Please restate the following records word for word.
— start Information given —
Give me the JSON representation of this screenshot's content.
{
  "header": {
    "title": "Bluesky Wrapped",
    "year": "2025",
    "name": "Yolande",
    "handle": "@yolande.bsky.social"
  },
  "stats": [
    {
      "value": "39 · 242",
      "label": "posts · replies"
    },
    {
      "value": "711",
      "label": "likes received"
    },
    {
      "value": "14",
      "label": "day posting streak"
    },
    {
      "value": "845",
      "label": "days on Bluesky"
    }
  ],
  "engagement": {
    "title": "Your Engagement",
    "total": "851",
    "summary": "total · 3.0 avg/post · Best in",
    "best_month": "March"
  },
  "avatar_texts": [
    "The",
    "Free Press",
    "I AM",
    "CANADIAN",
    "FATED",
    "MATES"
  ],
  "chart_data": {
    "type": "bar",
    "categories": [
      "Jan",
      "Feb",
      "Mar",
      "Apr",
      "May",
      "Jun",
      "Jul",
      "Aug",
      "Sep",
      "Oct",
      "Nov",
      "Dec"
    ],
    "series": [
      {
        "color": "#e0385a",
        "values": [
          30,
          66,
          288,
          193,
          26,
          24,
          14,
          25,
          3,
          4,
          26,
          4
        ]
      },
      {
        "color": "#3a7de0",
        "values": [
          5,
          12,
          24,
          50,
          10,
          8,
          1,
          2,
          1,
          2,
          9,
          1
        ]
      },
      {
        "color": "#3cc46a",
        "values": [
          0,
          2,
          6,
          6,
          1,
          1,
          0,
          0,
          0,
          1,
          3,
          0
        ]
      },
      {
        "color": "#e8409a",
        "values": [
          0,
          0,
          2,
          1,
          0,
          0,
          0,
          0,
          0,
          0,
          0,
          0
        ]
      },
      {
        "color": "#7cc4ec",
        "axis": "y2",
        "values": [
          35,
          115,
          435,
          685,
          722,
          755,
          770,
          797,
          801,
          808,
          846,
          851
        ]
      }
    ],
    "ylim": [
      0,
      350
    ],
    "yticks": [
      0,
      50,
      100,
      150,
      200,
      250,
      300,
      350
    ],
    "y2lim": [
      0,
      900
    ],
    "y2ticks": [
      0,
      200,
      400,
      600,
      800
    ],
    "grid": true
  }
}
— end Information given —
*Answer for the task*:
Give me the JSON representation of this screenshot's content.
{
  "header": {
    "title": "Bluesky Wrapped",
    "year": "2025",
    "name": "Yolande",
    "handle": "@yolande.bsky.social"
  },
  "stats": [
    {
      "value": "39 · 242",
      "label": "posts · replies"
    },
    {
      "value": "711",
      "label": "likes received"
    },
    {
      "value": "14",
      "label": "day posting streak"
    },
    {
      "value": "845",
      "label": "days on Bluesky"
    }
  ],
  "engagement": {
    "title": "Your Engagement",
    "total": "851",
    "summary": "total · 3.0 avg/post · Best in",
    "best_month": "March"
  },
  "avatar_texts": [
    "The",
    "Free Press",
    "I AM",
    "CANADIAN",
    "FATED",
    "MATES"
  ],
  "chart_data": {
    "type": "bar",
    "categories": [
      "Jan",
      "Feb",
      "Mar",
      "Apr",
      "May",
      "Jun",
      "Jul",
      "Aug",
      "Sep",
      "Oct",
      "Nov",
      "Dec"
    ],
    "series": [
      {
        "color": "#e0385a",
        "values": [
          30,
          66,
          288,
          193,
          26,
          24,
          14,
          25,
          3,
          4,
          26,
          4
        ]
      },
      {
        "color": "#3a7de0",
        "values": [
          5,
          12,
          24,
          50,
          10,
          8,
          1,
          2,
          1,
          2,
          9,
          1
        ]
      },
      {
        "color": "#3cc46a",
        "values": [
          0,
          2,
          6,
          6,
          1,
          1,
          0,
          0,
          0,
          1,
          3,
          0
        ]
      },
      {
        "color": "#e8409a",
        "values": [
          0,
          0,
          2,
          1,
          0,
          0,
          0,
          0,
          0,
          0,
          0,
          0
        ]
      },
      {
        "color": "#7cc4ec",
        "axis": "y2",
        "values": [
          35,
          115,
          435,
          685,
          722,
          755,
          770,
          797,
          801,
          808,
          846,
          851
        ]
      }
    ],
    "ylim": [
      0,
      350
    ],
    "yticks": [
      0,
      50,
      100,
      150,
      200,
      250,
      300,
      350
    ],
    "y2lim": [
      0,
      900
    ],
    "y2ticks": [
      0,
      200,
      400,
      600,
      800
    ],
    "grid": true
  }
}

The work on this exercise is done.